> [YOUR INSTRUCTIONS]:
Reproduce all the material exactly, minus any pictures it holds.
** START OF INFORMATION SHOWN **
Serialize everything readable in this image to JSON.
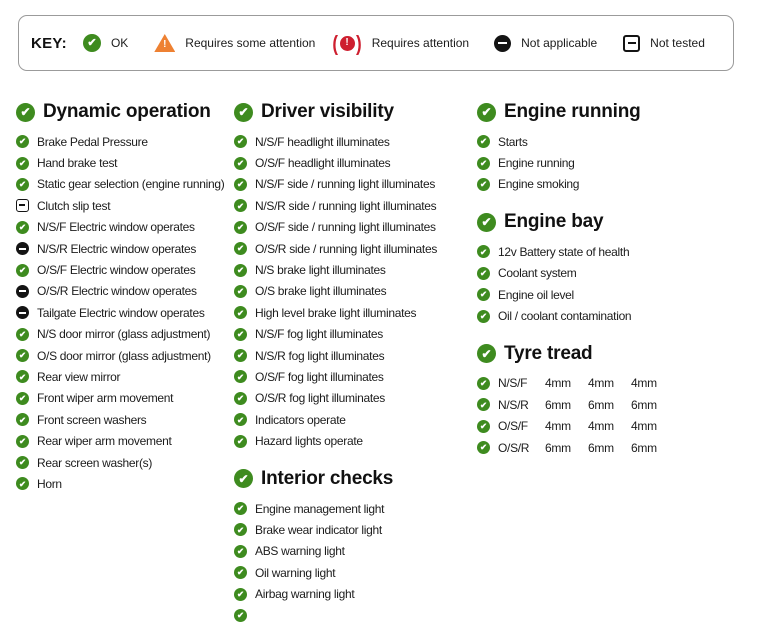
{
  "colors": {
    "ok_green": "#3e8b1f",
    "attention_orange": "#ee8132",
    "attention_red": "#ce1f2f",
    "icon_black": "#141414"
  },
  "key": {
    "label": "KEY:",
    "entries": [
      {
        "status": "ok",
        "icon": "ok-icon",
        "label": "OK"
      },
      {
        "status": "some-attention",
        "icon": "warning-triangle-icon",
        "label": "Requires some attention"
      },
      {
        "status": "attention",
        "icon": "brake-warning-icon",
        "label": "Requires attention"
      },
      {
        "status": "not-applicable",
        "icon": "not-applicable-icon",
        "label": "Not applicable"
      },
      {
        "status": "not-tested",
        "icon": "not-tested-icon",
        "label": "Not tested"
      }
    ]
  },
  "columns": [
    {
      "sections": [
        {
          "title": "Dynamic operation",
          "status": "ok",
          "items": [
            {
              "status": "ok",
              "label": "Brake Pedal Pressure"
            },
            {
              "status": "ok",
              "label": "Hand brake test"
            },
            {
              "status": "ok",
              "label": "Static gear selection (engine running)"
            },
            {
              "status": "not-tested",
              "label": "Clutch slip test"
            },
            {
              "status": "ok",
              "label": "N/S/F Electric window operates"
            },
            {
              "status": "not-applicable",
              "label": "N/S/R Electric window operates"
            },
            {
              "status": "ok",
              "label": "O/S/F Electric window operates"
            },
            {
              "status": "not-applicable",
              "label": "O/S/R Electric window operates"
            },
            {
              "status": "not-applicable",
              "label": "Tailgate Electric window operates"
            },
            {
              "status": "ok",
              "label": "N/S door mirror (glass adjustment)"
            },
            {
              "status": "ok",
              "label": "O/S door mirror (glass adjustment)"
            },
            {
              "status": "ok",
              "label": "Rear view mirror"
            },
            {
              "status": "ok",
              "label": "Front wiper arm movement"
            },
            {
              "status": "ok",
              "label": "Front screen washers"
            },
            {
              "status": "ok",
              "label": "Rear wiper arm movement"
            },
            {
              "status": "ok",
              "label": "Rear screen washer(s)"
            },
            {
              "status": "ok",
              "label": "Horn"
            }
          ]
        }
      ]
    },
    {
      "sections": [
        {
          "title": "Driver visibility",
          "status": "ok",
          "items": [
            {
              "status": "ok",
              "label": "N/S/F headlight illuminates"
            },
            {
              "status": "ok",
              "label": "O/S/F headlight illuminates"
            },
            {
              "status": "ok",
              "label": "N/S/F side / running light illuminates"
            },
            {
              "status": "ok",
              "label": "N/S/R side / running light illuminates"
            },
            {
              "status": "ok",
              "label": "O/S/F side / running light illuminates"
            },
            {
              "status": "ok",
              "label": "O/S/R side / running light illuminates"
            },
            {
              "status": "ok",
              "label": "N/S brake light illuminates"
            },
            {
              "status": "ok",
              "label": "O/S brake light illuminates"
            },
            {
              "status": "ok",
              "label": "High level brake light illuminates"
            },
            {
              "status": "ok",
              "label": "N/S/F fog light illuminates"
            },
            {
              "status": "ok",
              "label": "N/S/R fog light illuminates"
            },
            {
              "status": "ok",
              "label": "O/S/F fog light illuminates"
            },
            {
              "status": "ok",
              "label": "O/S/R fog light illuminates"
            },
            {
              "status": "ok",
              "label": "Indicators operate"
            },
            {
              "status": "ok",
              "label": "Hazard lights operate"
            }
          ]
        },
        {
          "title": "Interior checks",
          "status": "ok",
          "items": [
            {
              "status": "ok",
              "label": "Engine management light"
            },
            {
              "status": "ok",
              "label": "Brake wear indicator light"
            },
            {
              "status": "ok",
              "label": "ABS warning light"
            },
            {
              "status": "ok",
              "label": "Oil warning light"
            },
            {
              "status": "ok",
              "label": "Airbag warning light"
            },
            {
              "status": "ok",
              "label": ""
            }
          ]
        }
      ]
    },
    {
      "sections": [
        {
          "title": "Engine running",
          "status": "ok",
          "items": [
            {
              "status": "ok",
              "label": "Starts"
            },
            {
              "status": "ok",
              "label": "Engine running"
            },
            {
              "status": "ok",
              "label": "Engine smoking"
            }
          ]
        },
        {
          "title": "Engine bay",
          "status": "ok",
          "items": [
            {
              "status": "ok",
              "label": "12v Battery state of health"
            },
            {
              "status": "ok",
              "label": "Coolant system"
            },
            {
              "status": "ok",
              "label": "Engine oil level"
            },
            {
              "status": "ok",
              "label": "Oil / coolant contamination"
            }
          ]
        },
        {
          "title": "Tyre tread",
          "status": "ok",
          "items": [
            {
              "status": "ok",
              "label": "N/S/F",
              "values": [
                "4mm",
                "4mm",
                "4mm"
              ]
            },
            {
              "status": "ok",
              "label": "N/S/R",
              "values": [
                "6mm",
                "6mm",
                "6mm"
              ]
            },
            {
              "status": "ok",
              "label": "O/S/F",
              "values": [
                "4mm",
                "4mm",
                "4mm"
              ]
            },
            {
              "status": "ok",
              "label": "O/S/R",
              "values": [
                "6mm",
                "6mm",
                "6mm"
              ]
            }
          ]
        }
      ]
    }
  ]
}
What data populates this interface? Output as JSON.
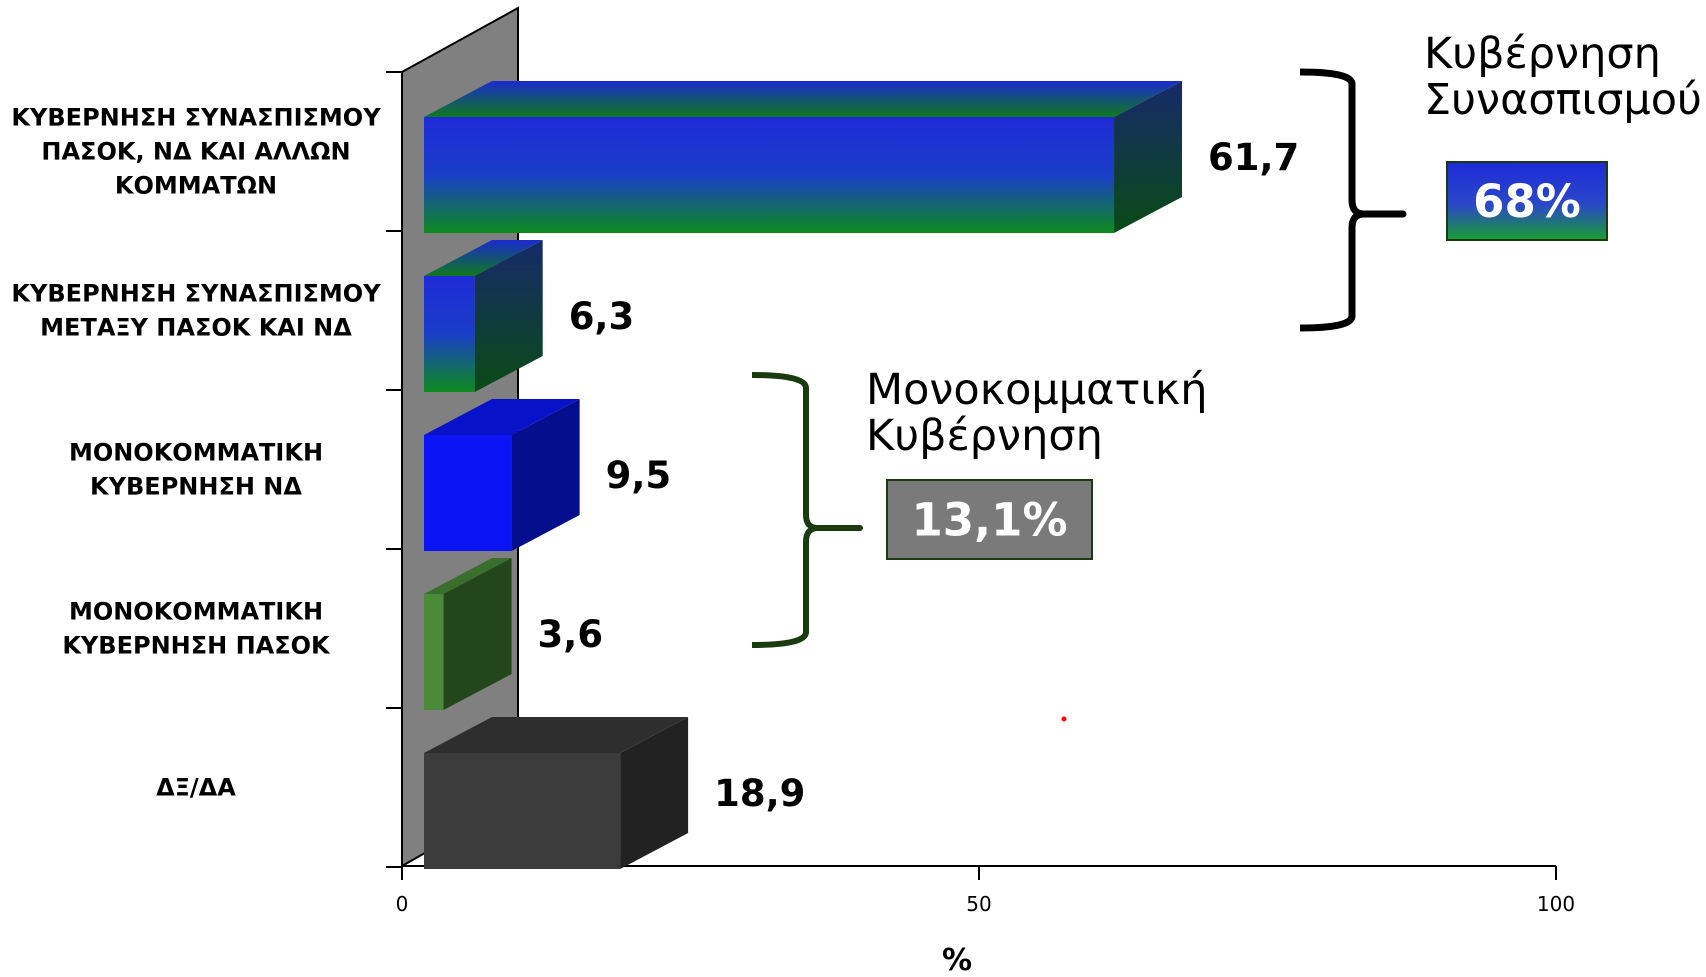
{
  "chart_data": {
    "type": "bar",
    "orientation": "horizontal",
    "style": "3d",
    "categories": [
      [
        "ΚΥΒΕΡΝΗΣΗ ΣΥΝΑΣΠΙΣΜΟΥ",
        "ΠΑΣΟΚ, ΝΔ ΚΑΙ ΑΛΛΩΝ",
        "ΚΟΜΜΑΤΩΝ"
      ],
      [
        "ΚΥΒΕΡΝΗΣΗ ΣΥΝΑΣΠΙΣΜΟΥ",
        "ΜΕΤΑΞΥ ΠΑΣΟΚ ΚΑΙ ΝΔ"
      ],
      [
        "ΜΟΝΟΚΟΜΜΑΤΙΚΗ",
        "ΚΥΒΕΡΝΗΣΗ ΝΔ"
      ],
      [
        "ΜΟΝΟΚΟΜΜΑΤΙΚΗ",
        "ΚΥΒΕΡΝΗΣΗ ΠΑΣΟΚ"
      ],
      [
        "ΔΞ/ΔΑ"
      ]
    ],
    "values": [
      61.7,
      6.3,
      9.5,
      3.6,
      18.9
    ],
    "value_labels": [
      "61,7",
      "6,3",
      "9,5",
      "3,6",
      "18,9"
    ],
    "bar_colors": [
      "gradient-blue-green",
      "gradient-blue-green",
      "#0a14f5",
      "#4a8a38",
      "#3c3c3c"
    ],
    "xlabel": "%",
    "xlim": [
      0,
      100
    ],
    "xticks": [
      "0",
      "50",
      "100"
    ],
    "grid": false,
    "groups": [
      {
        "title": [
          "Κυβέρνηση",
          "Συνασπισμού"
        ],
        "value": "68%",
        "covers": [
          0,
          1
        ],
        "brace_color": "#000000",
        "badge_color": "gradient-blue-green"
      },
      {
        "title": [
          "Μονοκομματική",
          "Κυβέρνηση"
        ],
        "value": "13,1%",
        "covers": [
          2,
          3
        ],
        "brace_color": "#1a3a10",
        "badge_color": "#7a7a7a"
      }
    ]
  },
  "colors": {
    "wall": "#808080",
    "blue": "#0a14f5",
    "green": "#108a20",
    "dark_green_brace": "#1a3a10",
    "badge_border": "#1a3a10"
  }
}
** END OF INFORMATION SHOWN **
> [FINAL RESULT]:
Serialize everything readable in this image to JSON.
{
  "colors": {
    "ok_green": "#3e8b1f",
    "attention_orange": "#ee8132",
    "attention_red": "#ce1f2f",
    "icon_black": "#141414"
  },
  "key": {
    "label": "KEY:",
    "entries": [
      {
        "status": "ok",
        "icon": "ok-icon",
        "label": "OK"
      },
      {
        "status": "some-attention",
        "icon": "warning-triangle-icon",
        "label": "Requires some attention"
      },
      {
        "status": "attention",
        "icon": "brake-warning-icon",
        "label": "Requires attention"
      },
      {
        "status": "not-applicable",
        "icon": "not-applicable-icon",
        "label": "Not applicable"
      },
      {
        "status": "not-tested",
        "icon": "not-tested-icon",
        "label": "Not tested"
      }
    ]
  },
  "columns": [
    {
      "sections": [
        {
          "title": "Dynamic operation",
          "status": "ok",
          "items": [
            {
              "status": "ok",
              "label": "Brake Pedal Pressure"
            },
            {
              "status": "ok",
              "label": "Hand brake test"
            },
            {
              "status": "ok",
              "label": "Static gear selection (engine running)"
            },
            {
              "status": "not-tested",
              "label": "Clutch slip test"
            },
            {
              "status": "ok",
              "label": "N/S/F Electric window operates"
            },
            {
              "status": "not-applicable",
              "label": "N/S/R Electric window operates"
            },
            {
              "status": "ok",
              "label": "O/S/F Electric window operates"
            },
            {
              "status": "not-applicable",
              "label": "O/S/R Electric window operates"
            },
            {
              "status": "not-applicable",
              "label": "Tailgate Electric window operates"
            },
            {
              "status": "ok",
              "label": "N/S door mirror (glass adjustment)"
            },
            {
              "status": "ok",
              "label": "O/S door mirror (glass adjustment)"
            },
            {
              "status": "ok",
              "label": "Rear view mirror"
            },
            {
              "status": "ok",
              "label": "Front wiper arm movement"
            },
            {
              "status": "ok",
              "label": "Front screen washers"
            },
            {
              "status": "ok",
              "label": "Rear wiper arm movement"
            },
            {
              "status": "ok",
              "label": "Rear screen washer(s)"
            },
            {
              "status": "ok",
              "label": "Horn"
            }
          ]
        }
      ]
    },
    {
      "sections": [
        {
          "title": "Driver visibility",
          "status": "ok",
          "items": [
            {
              "status": "ok",
              "label": "N/S/F headlight illuminates"
            },
            {
              "status": "ok",
              "label": "O/S/F headlight illuminates"
            },
            {
              "status": "ok",
              "label": "N/S/F side / running light illuminates"
            },
            {
              "status": "ok",
              "label": "N/S/R side / running light illuminates"
            },
            {
              "status": "ok",
              "label": "O/S/F side / running light illuminates"
            },
            {
              "status": "ok",
              "label": "O/S/R side / running light illuminates"
            },
            {
              "status": "ok",
              "label": "N/S brake light illuminates"
            },
            {
              "status": "ok",
              "label": "O/S brake light illuminates"
            },
            {
              "status": "ok",
              "label": "High level brake light illuminates"
            },
            {
              "status": "ok",
              "label": "N/S/F fog light illuminates"
            },
            {
              "status": "ok",
              "label": "N/S/R fog light illuminates"
            },
            {
              "status": "ok",
              "label": "O/S/F fog light illuminates"
            },
            {
              "status": "ok",
              "label": "O/S/R fog light illuminates"
            },
            {
              "status": "ok",
              "label": "Indicators operate"
            },
            {
              "status": "ok",
              "label": "Hazard lights operate"
            }
          ]
        },
        {
          "title": "Interior checks",
          "status": "ok",
          "items": [
            {
              "status": "ok",
              "label": "Engine management light"
            },
            {
              "status": "ok",
              "label": "Brake wear indicator light"
            },
            {
              "status": "ok",
              "label": "ABS warning light"
            },
            {
              "status": "ok",
              "label": "Oil warning light"
            },
            {
              "status": "ok",
              "label": "Airbag warning light"
            },
            {
              "status": "ok",
              "label": ""
            }
          ]
        }
      ]
    },
    {
      "sections": [
        {
          "title": "Engine running",
          "status": "ok",
          "items": [
            {
              "status": "ok",
              "label": "Starts"
            },
            {
              "status": "ok",
              "label": "Engine running"
            },
            {
              "status": "ok",
              "label": "Engine smoking"
            }
          ]
        },
        {
          "title": "Engine bay",
          "status": "ok",
          "items": [
            {
              "status": "ok",
              "label": "12v Battery state of health"
            },
            {
              "status": "ok",
              "label": "Coolant system"
            },
            {
              "status": "ok",
              "label": "Engine oil level"
            },
            {
              "status": "ok",
              "label": "Oil / coolant contamination"
            }
          ]
        },
        {
          "title": "Tyre tread",
          "status": "ok",
          "items": [
            {
              "status": "ok",
              "label": "N/S/F",
              "values": [
                "4mm",
                "4mm",
                "4mm"
              ]
            },
            {
              "status": "ok",
              "label": "N/S/R",
              "values": [
                "6mm",
                "6mm",
                "6mm"
              ]
            },
            {
              "status": "ok",
              "label": "O/S/F",
              "values": [
                "4mm",
                "4mm",
                "4mm"
              ]
            },
            {
              "status": "ok",
              "label": "O/S/R",
              "values": [
                "6mm",
                "6mm",
                "6mm"
              ]
            }
          ]
        }
      ]
    }
  ]
}
What data populates this interface? Output as JSON.
{
  "chart_data": {
    "type": "bar",
    "orientation": "horizontal",
    "style": "3d",
    "categories": [
      [
        "ΚΥΒΕΡΝΗΣΗ ΣΥΝΑΣΠΙΣΜΟΥ",
        "ΠΑΣΟΚ, ΝΔ ΚΑΙ ΑΛΛΩΝ",
        "ΚΟΜΜΑΤΩΝ"
      ],
      [
        "ΚΥΒΕΡΝΗΣΗ ΣΥΝΑΣΠΙΣΜΟΥ",
        "ΜΕΤΑΞΥ ΠΑΣΟΚ ΚΑΙ ΝΔ"
      ],
      [
        "ΜΟΝΟΚΟΜΜΑΤΙΚΗ",
        "ΚΥΒΕΡΝΗΣΗ ΝΔ"
      ],
      [
        "ΜΟΝΟΚΟΜΜΑΤΙΚΗ",
        "ΚΥΒΕΡΝΗΣΗ ΠΑΣΟΚ"
      ],
      [
        "ΔΞ/ΔΑ"
      ]
    ],
    "values": [
      61.7,
      6.3,
      9.5,
      3.6,
      18.9
    ],
    "value_labels": [
      "61,7",
      "6,3",
      "9,5",
      "3,6",
      "18,9"
    ],
    "bar_colors": [
      "gradient-blue-green",
      "gradient-blue-green",
      "#0a14f5",
      "#4a8a38",
      "#3c3c3c"
    ],
    "xlabel": "%",
    "xlim": [
      0,
      100
    ],
    "xticks": [
      "0",
      "50",
      "100"
    ],
    "grid": false,
    "groups": [
      {
        "title": [
          "Κυβέρνηση",
          "Συνασπισμού"
        ],
        "value": "68%",
        "covers": [
          0,
          1
        ],
        "brace_color": "#000000",
        "badge_color": "gradient-blue-green"
      },
      {
        "title": [
          "Μονοκομματική",
          "Κυβέρνηση"
        ],
        "value": "13,1%",
        "covers": [
          2,
          3
        ],
        "brace_color": "#1a3a10",
        "badge_color": "#7a7a7a"
      }
    ]
  },
  "colors": {
    "wall": "#808080",
    "blue": "#0a14f5",
    "green": "#108a20",
    "dark_green_brace": "#1a3a10",
    "badge_border": "#1a3a10"
  }
}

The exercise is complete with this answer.